WHAT THIS TASK INVOLVES
Filter this data down to the lines that hold "salinity", and copy them.

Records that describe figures
------------------------------

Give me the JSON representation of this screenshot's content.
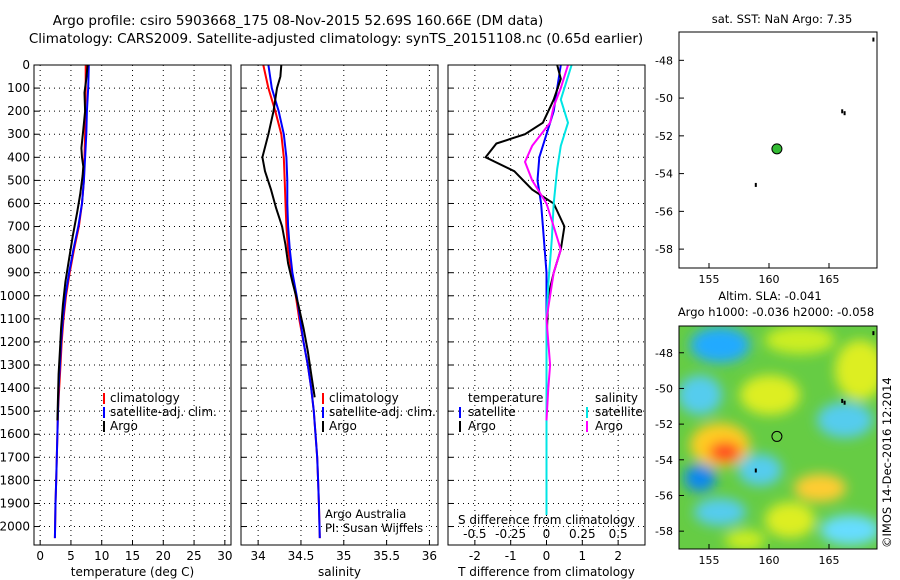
{
  "title_line1": "Argo profile: csiro 5903668_175 08-Nov-2015 52.69S 160.66E (DM data)",
  "title_line2": "Climatology: CARS2009. Satellite-adjusted climatology: synTS_20151108.nc (0.65d earlier)",
  "credit": "Argo Australia",
  "pi": "PI: Susan Wijffels",
  "watermark": "©IMOS 14-Dec-2016 12:2014",
  "colors": {
    "climatology": "#ff0000",
    "satellite": "#0000ff",
    "argo": "#000000",
    "sat_salt": "#00e5e5",
    "argo_salt": "#ff00ff"
  },
  "chart_data": [
    {
      "type": "line",
      "xlabel": "temperature (deg C)",
      "xlim": [
        -1,
        31
      ],
      "xticks": [
        0,
        5,
        10,
        15,
        20,
        25,
        30
      ],
      "ylim": [
        2080,
        0
      ],
      "yticks": [
        0,
        100,
        200,
        300,
        400,
        500,
        600,
        700,
        800,
        900,
        1000,
        1100,
        1200,
        1300,
        1400,
        1500,
        1600,
        1700,
        1800,
        1900,
        2000
      ],
      "ytick_labels": [
        "0",
        "100",
        "200",
        "300",
        "400",
        "500",
        "600",
        "700",
        "800",
        "900",
        "1000",
        "1100",
        "1200",
        "1300",
        "1400",
        "1500",
        "1600",
        "1700",
        "1800",
        "1900",
        "2000"
      ],
      "legend": [
        "climatology",
        "satellite-adj. clim.",
        "Argo"
      ],
      "series": [
        {
          "name": "climatology",
          "color": "#ff0000",
          "x": [
            7.4,
            7.4,
            7.3,
            7.3,
            7.2,
            7.1,
            6.8,
            6.3,
            5.5,
            4.8,
            4.2,
            3.8,
            3.5,
            3.3,
            3.1,
            2.9,
            2.8,
            2.7,
            2.6,
            2.5,
            2.4
          ],
          "y": [
            0,
            100,
            200,
            300,
            400,
            500,
            600,
            700,
            800,
            900,
            1000,
            1100,
            1200,
            1300,
            1400,
            1500,
            1600,
            1700,
            1800,
            1900,
            2050
          ]
        },
        {
          "name": "satellite-adj. clim.",
          "color": "#0000ff",
          "x": [
            7.9,
            7.8,
            7.6,
            7.5,
            7.3,
            7.1,
            6.8,
            6.2,
            5.4,
            4.7,
            4.1,
            3.7,
            3.4,
            3.2,
            3.0,
            2.9,
            2.8,
            2.7,
            2.6,
            2.5,
            2.4
          ],
          "y": [
            0,
            100,
            200,
            300,
            400,
            500,
            600,
            700,
            800,
            900,
            1000,
            1100,
            1200,
            1300,
            1400,
            1500,
            1600,
            1700,
            1800,
            1900,
            2050
          ]
        },
        {
          "name": "Argo",
          "color": "#000000",
          "x": [
            7.7,
            7.5,
            7.2,
            7.3,
            7.0,
            6.7,
            6.8,
            7.0,
            6.9,
            6.5,
            6.0,
            5.3,
            4.7,
            4.1,
            3.7,
            3.4,
            3.2,
            3.0,
            2.9,
            2.8
          ],
          "y": [
            0,
            60,
            120,
            200,
            280,
            360,
            400,
            440,
            480,
            560,
            640,
            740,
            840,
            940,
            1040,
            1140,
            1240,
            1340,
            1440,
            1540
          ]
        }
      ]
    },
    {
      "type": "line",
      "xlabel": "salinity",
      "xlim": [
        33.8,
        36.1
      ],
      "xticks": [
        34,
        34.5,
        35,
        35.5,
        36
      ],
      "xtick_labels": [
        "34",
        "34.5",
        "35",
        "35.5",
        "36"
      ],
      "ylim": [
        2080,
        0
      ],
      "legend": [
        "climatology",
        "satellite-adj. clim.",
        "Argo"
      ],
      "series": [
        {
          "name": "climatology",
          "color": "#ff0000",
          "x": [
            34.06,
            34.12,
            34.2,
            34.27,
            34.3,
            34.31,
            34.32,
            34.33,
            34.35,
            34.39,
            34.44,
            34.48,
            34.53,
            34.58,
            34.62,
            34.65,
            34.67,
            34.69,
            34.7,
            34.71,
            34.72
          ],
          "y": [
            0,
            100,
            200,
            300,
            400,
            500,
            600,
            700,
            800,
            900,
            1000,
            1100,
            1200,
            1300,
            1400,
            1500,
            1600,
            1700,
            1800,
            1900,
            2050
          ]
        },
        {
          "name": "satellite-adj. clim.",
          "color": "#0000ff",
          "x": [
            34.12,
            34.16,
            34.24,
            34.3,
            34.33,
            34.34,
            34.34,
            34.35,
            34.37,
            34.4,
            34.45,
            34.49,
            34.53,
            34.58,
            34.62,
            34.65,
            34.67,
            34.69,
            34.7,
            34.71,
            34.72
          ],
          "y": [
            0,
            100,
            200,
            300,
            400,
            500,
            600,
            700,
            800,
            900,
            1000,
            1100,
            1200,
            1300,
            1400,
            1500,
            1600,
            1700,
            1800,
            1900,
            2050
          ]
        },
        {
          "name": "Argo",
          "color": "#000000",
          "x": [
            34.27,
            34.26,
            34.22,
            34.18,
            34.12,
            34.05,
            34.08,
            34.15,
            34.21,
            34.28,
            34.32,
            34.35,
            34.4,
            34.47,
            34.53,
            34.58,
            34.62,
            34.66
          ],
          "y": [
            0,
            50,
            100,
            200,
            300,
            400,
            460,
            540,
            620,
            700,
            780,
            860,
            940,
            1040,
            1140,
            1240,
            1340,
            1440
          ]
        }
      ]
    },
    {
      "type": "line",
      "xlabel": "T difference from climatology",
      "xlabel_top": "S difference from climatology",
      "xlim": [
        -2.75,
        2.75
      ],
      "xticks": [
        -2,
        -1,
        0,
        1,
        2
      ],
      "xtick_labels_top": [
        "-0.5",
        "-0.25",
        "0",
        "0.25",
        "0.5"
      ],
      "ylim": [
        2080,
        0
      ],
      "legend": [
        "temperature",
        "satellite",
        "Argo",
        "salinity",
        "satellite",
        "Argo"
      ],
      "series": [
        {
          "name": "satellite",
          "color": "#0000ff",
          "x": [
            0.4,
            0.3,
            0.2,
            0.0,
            -0.2,
            -0.25,
            -0.15,
            -0.1,
            -0.05,
            0.0,
            0.0,
            0.0,
            0.0,
            0.0,
            0.0,
            0.0,
            0.0
          ],
          "y": [
            0,
            100,
            200,
            300,
            400,
            500,
            600,
            700,
            800,
            900,
            1000,
            1100,
            1200,
            1400,
            1600,
            1800,
            1950
          ]
        },
        {
          "name": "Argo",
          "color": "#000000",
          "x": [
            0.3,
            0.4,
            0.2,
            -0.1,
            -0.6,
            -1.4,
            -1.7,
            -0.9,
            -0.4,
            0.2,
            0.5,
            0.4,
            0.2,
            0.05,
            0.0,
            0.0,
            0.0
          ],
          "y": [
            0,
            60,
            150,
            250,
            300,
            340,
            400,
            460,
            540,
            600,
            700,
            800,
            900,
            1000,
            1200,
            1400,
            1540
          ]
        },
        {
          "name": "satellite (salinity)",
          "color": "#00e5e5",
          "x": [
            0.7,
            0.5,
            0.4,
            0.6,
            0.4,
            0.3,
            0.2,
            0.15,
            0.1,
            0.05,
            0.0,
            0.0,
            0.0,
            0.0,
            0.0
          ],
          "y": [
            0,
            100,
            150,
            250,
            350,
            450,
            600,
            750,
            850,
            950,
            1100,
            1300,
            1500,
            1700,
            1950
          ]
        },
        {
          "name": "Argo (salinity)",
          "color": "#ff00ff",
          "x": [
            0.6,
            0.4,
            0.2,
            0.1,
            -0.4,
            -0.6,
            -0.4,
            0.0,
            0.2,
            0.4,
            0.2,
            0.1,
            0.0,
            0.1,
            0.05,
            0.0
          ],
          "y": [
            0,
            100,
            180,
            250,
            350,
            420,
            500,
            600,
            700,
            800,
            900,
            1000,
            1100,
            1300,
            1400,
            1540
          ]
        }
      ]
    },
    {
      "type": "scatter",
      "title": "sat. SST: NaN Argo: 7.35",
      "xlim": [
        152.5,
        169
      ],
      "xticks": [
        155,
        160,
        165
      ],
      "ylim": [
        -59,
        -46.5
      ],
      "yticks": [
        -48,
        -50,
        -52,
        -54,
        -56,
        -58
      ],
      "points": [
        {
          "lon": 160.66,
          "lat": -52.69,
          "color": "#33bb33"
        }
      ]
    },
    {
      "type": "heatmap",
      "title_line1": "Altim. SLA: -0.041",
      "title_line2": "Argo h1000: -0.036 h2000: -0.058",
      "xlim": [
        152.5,
        169
      ],
      "xticks": [
        155,
        160,
        165
      ],
      "ylim": [
        -59,
        -46.5
      ],
      "yticks": [
        -48,
        -50,
        -52,
        -54,
        -56,
        -58
      ],
      "points": [
        {
          "lon": 160.66,
          "lat": -52.69
        }
      ]
    }
  ]
}
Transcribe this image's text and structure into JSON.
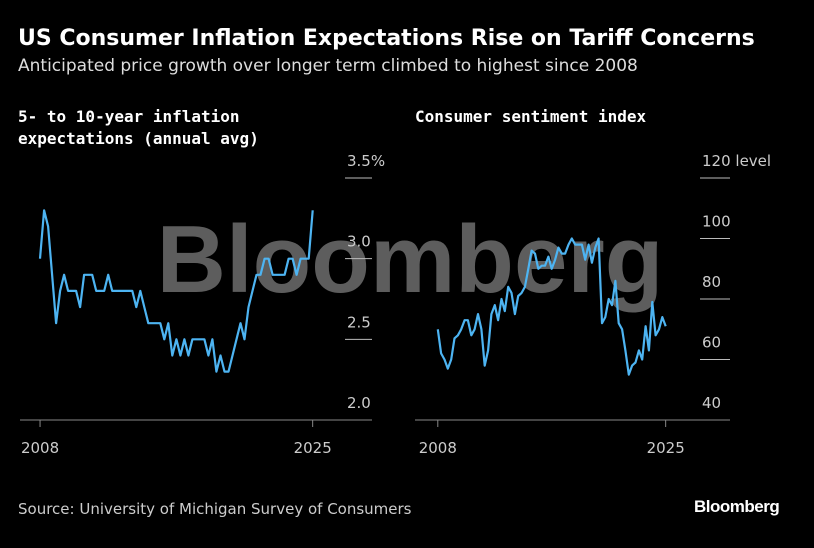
{
  "title": "US Consumer Inflation Expectations Rise on Tariff Concerns",
  "subtitle": "Anticipated price growth over longer term climbed to highest since 2008",
  "source": "Source: University of Michigan Survey of Consumers",
  "logo": "Bloomberg",
  "watermark": "Bloomberg",
  "chart_data": [
    {
      "type": "line",
      "title": "5- to 10-year inflation expectations (annual avg)",
      "color": "#4db4f2",
      "x": [
        2008,
        2008.25,
        2008.5,
        2008.75,
        2009,
        2009.25,
        2009.5,
        2009.75,
        2010,
        2010.25,
        2010.5,
        2010.75,
        2011,
        2011.25,
        2011.5,
        2011.75,
        2012,
        2012.25,
        2012.5,
        2012.75,
        2013,
        2013.25,
        2013.5,
        2013.75,
        2014,
        2014.25,
        2014.5,
        2014.75,
        2015,
        2015.25,
        2015.5,
        2015.75,
        2016,
        2016.25,
        2016.5,
        2016.75,
        2017,
        2017.25,
        2017.5,
        2017.75,
        2018,
        2018.25,
        2018.5,
        2018.75,
        2019,
        2019.25,
        2019.5,
        2019.75,
        2020,
        2020.25,
        2020.5,
        2020.75,
        2021,
        2021.25,
        2021.5,
        2021.75,
        2022,
        2022.25,
        2022.5,
        2022.75,
        2023,
        2023.25,
        2023.5,
        2023.75,
        2024,
        2024.25,
        2024.5,
        2024.75,
        2025
      ],
      "values": [
        3.0,
        3.3,
        3.2,
        2.9,
        2.6,
        2.8,
        2.9,
        2.8,
        2.8,
        2.8,
        2.7,
        2.9,
        2.9,
        2.9,
        2.8,
        2.8,
        2.8,
        2.9,
        2.8,
        2.8,
        2.8,
        2.8,
        2.8,
        2.8,
        2.7,
        2.8,
        2.7,
        2.6,
        2.6,
        2.6,
        2.6,
        2.5,
        2.6,
        2.4,
        2.5,
        2.4,
        2.5,
        2.4,
        2.5,
        2.5,
        2.5,
        2.5,
        2.4,
        2.5,
        2.3,
        2.4,
        2.3,
        2.3,
        2.4,
        2.5,
        2.6,
        2.5,
        2.7,
        2.8,
        2.9,
        2.9,
        3.0,
        3.0,
        2.9,
        2.9,
        2.9,
        2.9,
        3.0,
        3.0,
        2.9,
        3.0,
        3.0,
        3.0,
        3.3
      ],
      "xlim": [
        2006.75,
        2028.7
      ],
      "xticks": [
        2008,
        2025
      ],
      "ylim": [
        2.0,
        3.5
      ],
      "yticks": [
        {
          "value": 2,
          "label": "2.0"
        },
        2.5,
        {
          "value": 3,
          "label": "3.0"
        },
        {
          "value": 3.5,
          "label": "3.5%"
        }
      ]
    },
    {
      "type": "line",
      "title": "Consumer sentiment index",
      "color": "#4db4f2",
      "x": [
        2008,
        2008.25,
        2008.5,
        2008.75,
        2009,
        2009.25,
        2009.5,
        2009.75,
        2010,
        2010.25,
        2010.5,
        2010.75,
        2011,
        2011.25,
        2011.5,
        2011.75,
        2012,
        2012.25,
        2012.5,
        2012.75,
        2013,
        2013.25,
        2013.5,
        2013.75,
        2014,
        2014.25,
        2014.5,
        2014.75,
        2015,
        2015.25,
        2015.5,
        2015.75,
        2016,
        2016.25,
        2016.5,
        2016.75,
        2017,
        2017.25,
        2017.5,
        2017.75,
        2018,
        2018.25,
        2018.5,
        2018.75,
        2019,
        2019.25,
        2019.5,
        2019.75,
        2020,
        2020.25,
        2020.5,
        2020.75,
        2021,
        2021.25,
        2021.5,
        2021.75,
        2022,
        2022.25,
        2022.5,
        2022.75,
        2023,
        2023.25,
        2023.5,
        2023.75,
        2024,
        2024.25,
        2024.5,
        2024.75,
        2025
      ],
      "values": [
        70,
        62,
        60,
        57,
        60,
        67,
        68,
        70,
        73,
        73,
        68,
        70,
        75,
        70,
        58,
        63,
        75,
        78,
        73,
        80,
        76,
        84,
        82,
        75,
        81,
        82,
        84,
        90,
        96,
        95,
        90,
        91,
        91,
        94,
        90,
        93,
        97,
        95,
        95,
        98,
        100,
        98,
        98,
        98,
        93,
        98,
        92,
        97,
        100,
        72,
        74,
        80,
        78,
        86,
        72,
        70,
        63,
        55,
        58,
        59,
        63,
        60,
        71,
        63,
        79,
        68,
        70,
        74,
        71
      ],
      "xlim": [
        2006.3,
        2029.8
      ],
      "xticks": [
        2008,
        2025
      ],
      "ylim": [
        40,
        120
      ],
      "yticks": [
        40,
        60,
        80,
        100,
        {
          "value": 120,
          "label": "120 level"
        }
      ]
    }
  ]
}
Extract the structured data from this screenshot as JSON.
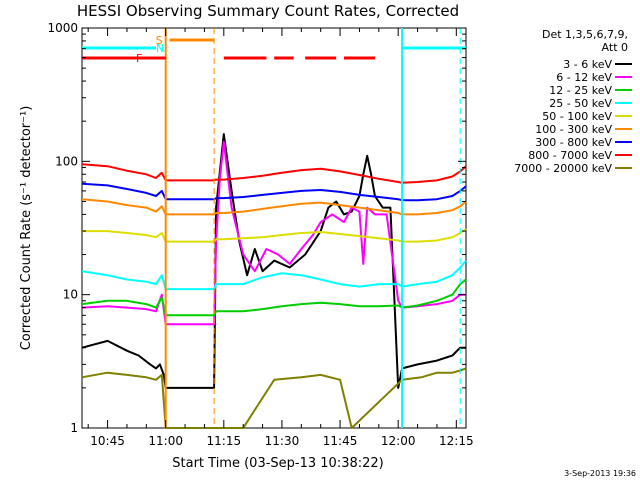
{
  "chart_data": {
    "type": "line",
    "title": "HESSI Observing Summary Count Rates, Corrected",
    "xlabel": "Start Time (03-Sep-13 10:38:22)",
    "ylabel": "Corrected Count Rate (s⁻¹ detector⁻¹)",
    "y_scale": "log",
    "ylim": [
      1,
      1000
    ],
    "xlim_minutes": [
      38.4,
      137.5
    ],
    "y_ticks": [
      {
        "label": "1",
        "value": 1
      },
      {
        "label": "10",
        "value": 10
      },
      {
        "label": "100",
        "value": 100
      },
      {
        "label": "1000",
        "value": 1000
      }
    ],
    "x_ticks": [
      {
        "label": "10:45",
        "value": 45
      },
      {
        "label": "11:00",
        "value": 60
      },
      {
        "label": "11:15",
        "value": 75
      },
      {
        "label": "11:30",
        "value": 90
      },
      {
        "label": "11:45",
        "value": 105
      },
      {
        "label": "12:00",
        "value": 120
      },
      {
        "label": "12:15",
        "value": 135
      }
    ],
    "legend": {
      "header1": "Det 1,3,5,6,7,9,",
      "header2": "Att 0",
      "position": "right"
    },
    "series": [
      {
        "name": "3 - 6 keV",
        "color": "#000000",
        "x": [
          38.4,
          45,
          50,
          53,
          56,
          57.5,
          58.5,
          59.5,
          60,
          72.5,
          73,
          75,
          77,
          79,
          81,
          83,
          85,
          88,
          92,
          96,
          100,
          102,
          104,
          106,
          108,
          110,
          111,
          112,
          113,
          114,
          116,
          118,
          120,
          121,
          125,
          130,
          134,
          136,
          137.5
        ],
        "y": [
          4,
          4.5,
          3.8,
          3.5,
          3,
          2.8,
          3,
          2.5,
          2,
          2,
          45,
          160,
          60,
          25,
          14,
          22,
          15,
          18,
          16,
          20,
          30,
          45,
          50,
          40,
          42,
          55,
          80,
          110,
          80,
          55,
          45,
          45,
          2,
          2.8,
          3,
          3.2,
          3.5,
          4,
          4
        ]
      },
      {
        "name": "6 - 12 keV",
        "color": "#ff00ff",
        "x": [
          38.4,
          45,
          50,
          55,
          57.5,
          59,
          60,
          72.5,
          73,
          74,
          75,
          77,
          80,
          83,
          86,
          89,
          92,
          95,
          98,
          100,
          103,
          106,
          108,
          110,
          111,
          112,
          114,
          117,
          120,
          121,
          125,
          130,
          134,
          136,
          137.5
        ],
        "y": [
          8,
          8.2,
          8,
          7.8,
          7.5,
          10,
          6,
          6,
          25,
          75,
          140,
          45,
          20,
          15,
          22,
          20,
          17,
          22,
          28,
          35,
          40,
          35,
          45,
          42,
          17,
          45,
          40,
          40,
          9,
          8,
          8.2,
          8.5,
          9,
          10,
          10
        ]
      },
      {
        "name": "12 - 25 keV",
        "color": "#00cc00",
        "x": [
          38.4,
          45,
          50,
          55,
          57.5,
          59,
          60,
          72.5,
          73,
          75,
          80,
          85,
          90,
          95,
          100,
          105,
          110,
          115,
          120,
          121,
          125,
          130,
          134,
          136,
          137.5
        ],
        "y": [
          8.5,
          9,
          9,
          8.5,
          8,
          9.5,
          7,
          7,
          7.5,
          7.5,
          7.5,
          7.8,
          8.2,
          8.5,
          8.7,
          8.5,
          8.2,
          8.2,
          8.3,
          8,
          8.3,
          9,
          10,
          12,
          13
        ]
      },
      {
        "name": "25 - 50 keV",
        "color": "#00ffff",
        "x": [
          38.4,
          45,
          50,
          55,
          57.5,
          59,
          60,
          72.5,
          73,
          75,
          80,
          85,
          90,
          95,
          100,
          105,
          110,
          115,
          120,
          121,
          125,
          130,
          134,
          136,
          137.5
        ],
        "y": [
          15,
          14,
          13,
          12.5,
          12,
          14,
          11,
          11,
          12,
          12,
          12,
          13.5,
          14.5,
          14,
          13,
          12,
          11.5,
          12,
          12,
          11.5,
          12,
          12.5,
          14,
          16,
          18
        ]
      },
      {
        "name": "50 - 100 keV",
        "color": "#dddd00",
        "x": [
          38.4,
          45,
          50,
          55,
          57.5,
          59,
          60,
          72.5,
          73,
          75,
          80,
          85,
          90,
          95,
          100,
          105,
          110,
          115,
          120,
          121,
          125,
          130,
          134,
          136,
          137.5
        ],
        "y": [
          30,
          30,
          29,
          28,
          27,
          29,
          25,
          25,
          26,
          26,
          26.5,
          27,
          28,
          29,
          29.5,
          28.5,
          27.5,
          26.5,
          25.5,
          25,
          25,
          25.5,
          27,
          29,
          31
        ]
      },
      {
        "name": "100 - 300 keV",
        "color": "#ff8800",
        "x": [
          38.4,
          45,
          50,
          55,
          57.5,
          59,
          60,
          72.5,
          73,
          75,
          80,
          85,
          90,
          95,
          100,
          105,
          110,
          115,
          120,
          121,
          125,
          130,
          134,
          136,
          137.5
        ],
        "y": [
          52,
          50,
          47,
          45,
          42,
          46,
          40,
          40,
          41,
          41,
          42,
          44,
          46,
          48,
          49,
          47,
          45,
          43,
          41,
          40,
          40,
          41,
          43,
          46,
          50
        ]
      },
      {
        "name": "300 - 800 keV",
        "color": "#0000ff",
        "x": [
          38.4,
          45,
          50,
          55,
          57.5,
          59,
          60,
          72.5,
          73,
          75,
          80,
          85,
          90,
          95,
          100,
          105,
          110,
          115,
          120,
          121,
          125,
          130,
          134,
          136,
          137.5
        ],
        "y": [
          68,
          66,
          62,
          58,
          55,
          60,
          52,
          52,
          53,
          53,
          54,
          56,
          58,
          60,
          61,
          59,
          56,
          54,
          52,
          51,
          51,
          52,
          55,
          60,
          65
        ]
      },
      {
        "name": "800 - 7000 keV",
        "color": "#ff0000",
        "x": [
          38.4,
          45,
          50,
          55,
          57.5,
          59,
          60,
          72.5,
          73,
          75,
          80,
          85,
          90,
          95,
          100,
          105,
          110,
          115,
          120,
          121,
          125,
          130,
          134,
          136,
          137.5
        ],
        "y": [
          95,
          92,
          85,
          80,
          75,
          82,
          72,
          72,
          73,
          73,
          75,
          78,
          82,
          86,
          88,
          84,
          79,
          74,
          70,
          69,
          70,
          72,
          77,
          84,
          92
        ]
      },
      {
        "name": "7000 - 20000 keV",
        "color": "#808000",
        "x": [
          38.4,
          45,
          50,
          55,
          57.5,
          59,
          60,
          80,
          88,
          95,
          100,
          105,
          108,
          121,
          126,
          130,
          134,
          136,
          137.5
        ],
        "y": [
          2.4,
          2.6,
          2.5,
          2.4,
          2.3,
          2.5,
          1,
          1,
          2.3,
          2.4,
          2.5,
          2.3,
          1,
          2.3,
          2.4,
          2.6,
          2.6,
          2.7,
          2.8
        ]
      }
    ],
    "annotations": {
      "night_windows": [
        {
          "label": "S",
          "start": 60,
          "end": 72.5
        },
        {
          "label": "N",
          "start": 121,
          "end": 136
        }
      ],
      "flare_flag": {
        "label": "F",
        "segments": [
          [
            38.4,
            60
          ],
          [
            75,
            86
          ],
          [
            88,
            93
          ],
          [
            96,
            104
          ],
          [
            106,
            114
          ]
        ]
      },
      "saa_flag": {
        "label": "S",
        "segments": [
          [
            61,
            72.5
          ]
        ]
      },
      "night_flag": {
        "label": "N",
        "segments": [
          [
            38.4,
            57.5
          ],
          [
            121,
            137.5
          ]
        ]
      }
    }
  },
  "footer_stamp": "3-Sep-2013 19:36"
}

------------------------------

SOLVED PROBLEM
      "xlabel": "salinity",
        "salinity",
          "name": "satellite (salinity)",
          "name": "Argo (salinity)",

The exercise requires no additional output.